▶ [Task statement]
Reproduce the following material exactly, including every line.

Dataset items
+ + + + +

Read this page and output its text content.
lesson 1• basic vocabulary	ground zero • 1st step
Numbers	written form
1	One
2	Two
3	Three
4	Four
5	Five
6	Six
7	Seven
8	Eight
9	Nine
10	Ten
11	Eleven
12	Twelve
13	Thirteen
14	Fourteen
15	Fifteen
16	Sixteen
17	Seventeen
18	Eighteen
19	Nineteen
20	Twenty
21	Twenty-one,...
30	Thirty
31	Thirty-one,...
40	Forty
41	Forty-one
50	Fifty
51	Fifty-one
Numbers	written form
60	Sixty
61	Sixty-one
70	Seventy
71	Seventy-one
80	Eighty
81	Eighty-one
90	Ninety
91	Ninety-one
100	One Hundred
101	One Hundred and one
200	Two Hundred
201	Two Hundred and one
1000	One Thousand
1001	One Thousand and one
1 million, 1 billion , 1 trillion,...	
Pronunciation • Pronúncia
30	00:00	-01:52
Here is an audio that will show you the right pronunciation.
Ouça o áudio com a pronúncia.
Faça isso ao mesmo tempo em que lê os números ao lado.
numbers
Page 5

+ + + + +

▶ [Reply to the task]
Read this page and output its text content.
lesson 1• basic vocabulary	ground zero • 1st step
Numbers	written form
1	One
2	Two
3	Three
4	Four
5	Five
6	Six
7	Seven
8	Eight
9	Nine
10	Ten
11	Eleven
12	Twelve
13	Thirteen
14	Fourteen
15	Fifteen
16	Sixteen
17	Seventeen
18	Eighteen
19	Nineteen
20	Twenty
21	Twenty-one,...
30	Thirty
31	Thirty-one,...
40	Forty
41	Forty-one
50	Fifty
51	Fifty-one
Numbers	written form
60	Sixty
61	Sixty-one
70	Seventy
71	Seventy-one
80	Eighty
81	Eighty-one
90	Ninety
91	Ninety-one
100	One Hundred
101	One Hundred and one
200	Two Hundred
201	Two Hundred and one
1000	One Thousand
1001	One Thousand and one
1 million, 1 billion , 1 trillion,...	
Pronunciation • Pronúncia
30	00:00	-01:52
Here is an audio that will show you the right pronunciation.
Ouça o áudio com a pronúncia.
Faça isso ao mesmo tempo em que lê os números ao lado.
numbers
Page 5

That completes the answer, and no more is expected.